INPUT FOR THIS TASK:
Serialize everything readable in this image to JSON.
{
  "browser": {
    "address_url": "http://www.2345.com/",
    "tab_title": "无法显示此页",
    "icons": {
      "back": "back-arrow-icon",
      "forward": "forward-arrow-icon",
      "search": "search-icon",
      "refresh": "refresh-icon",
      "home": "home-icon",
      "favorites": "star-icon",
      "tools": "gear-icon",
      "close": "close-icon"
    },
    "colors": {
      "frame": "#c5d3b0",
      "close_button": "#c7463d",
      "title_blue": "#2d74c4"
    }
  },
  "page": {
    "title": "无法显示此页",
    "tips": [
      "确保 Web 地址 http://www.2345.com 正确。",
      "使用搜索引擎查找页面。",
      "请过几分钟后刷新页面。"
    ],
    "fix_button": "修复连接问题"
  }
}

* * *

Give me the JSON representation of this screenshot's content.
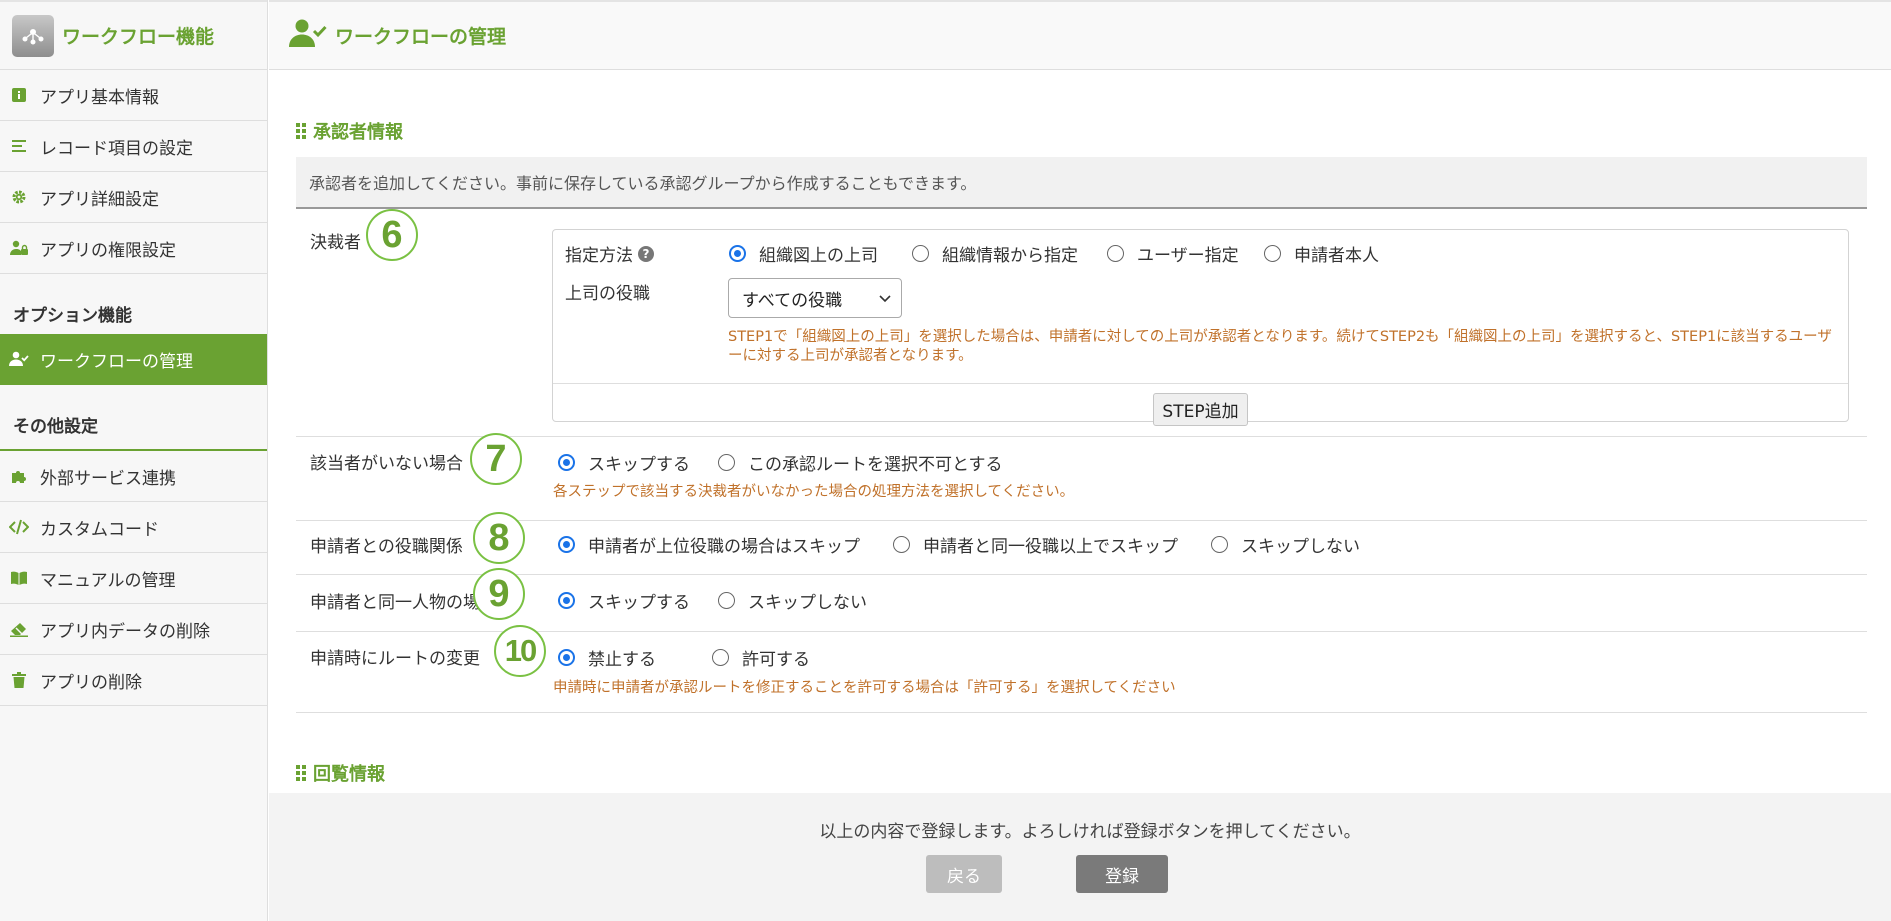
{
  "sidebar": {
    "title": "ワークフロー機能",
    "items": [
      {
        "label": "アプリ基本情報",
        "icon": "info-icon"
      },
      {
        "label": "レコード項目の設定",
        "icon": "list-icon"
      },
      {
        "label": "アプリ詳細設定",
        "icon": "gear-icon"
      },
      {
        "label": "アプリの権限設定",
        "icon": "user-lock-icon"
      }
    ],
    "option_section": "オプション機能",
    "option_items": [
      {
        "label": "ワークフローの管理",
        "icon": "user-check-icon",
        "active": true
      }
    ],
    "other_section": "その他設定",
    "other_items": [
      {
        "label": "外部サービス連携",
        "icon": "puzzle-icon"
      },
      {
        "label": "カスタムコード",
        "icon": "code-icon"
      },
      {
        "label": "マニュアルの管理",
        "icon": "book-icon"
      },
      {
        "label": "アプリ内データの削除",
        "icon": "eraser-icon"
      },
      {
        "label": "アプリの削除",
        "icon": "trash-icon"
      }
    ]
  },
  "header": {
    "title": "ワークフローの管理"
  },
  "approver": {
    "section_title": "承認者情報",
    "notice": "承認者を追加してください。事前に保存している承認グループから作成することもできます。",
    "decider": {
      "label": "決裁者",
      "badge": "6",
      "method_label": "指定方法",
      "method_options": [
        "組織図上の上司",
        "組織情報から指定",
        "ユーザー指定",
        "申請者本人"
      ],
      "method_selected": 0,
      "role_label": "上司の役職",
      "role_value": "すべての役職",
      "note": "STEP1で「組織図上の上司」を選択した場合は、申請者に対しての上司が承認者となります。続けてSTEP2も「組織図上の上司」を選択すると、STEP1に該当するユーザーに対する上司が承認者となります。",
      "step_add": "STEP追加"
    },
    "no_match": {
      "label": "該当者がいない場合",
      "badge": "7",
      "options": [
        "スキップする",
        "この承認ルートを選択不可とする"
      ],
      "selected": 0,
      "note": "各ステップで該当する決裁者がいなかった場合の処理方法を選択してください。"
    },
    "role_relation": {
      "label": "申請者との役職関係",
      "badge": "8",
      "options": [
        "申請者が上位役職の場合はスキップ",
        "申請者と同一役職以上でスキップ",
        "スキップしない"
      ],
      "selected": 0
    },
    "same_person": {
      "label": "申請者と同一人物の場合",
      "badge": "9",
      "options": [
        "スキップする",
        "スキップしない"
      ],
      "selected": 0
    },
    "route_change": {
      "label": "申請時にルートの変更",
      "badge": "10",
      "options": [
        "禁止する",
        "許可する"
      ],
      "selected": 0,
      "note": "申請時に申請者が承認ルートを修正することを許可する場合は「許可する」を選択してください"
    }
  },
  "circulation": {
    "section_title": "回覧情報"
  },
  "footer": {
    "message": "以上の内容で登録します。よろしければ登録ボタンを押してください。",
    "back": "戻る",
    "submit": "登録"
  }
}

INSTRUCTIONS TO FOLLOW: Show all lines in the entries above where the word "user" appears.

SOLUTION FOR THIS EXERCISE:
        "icon": "user-lock-icon"
        "icon": "user-check-icon",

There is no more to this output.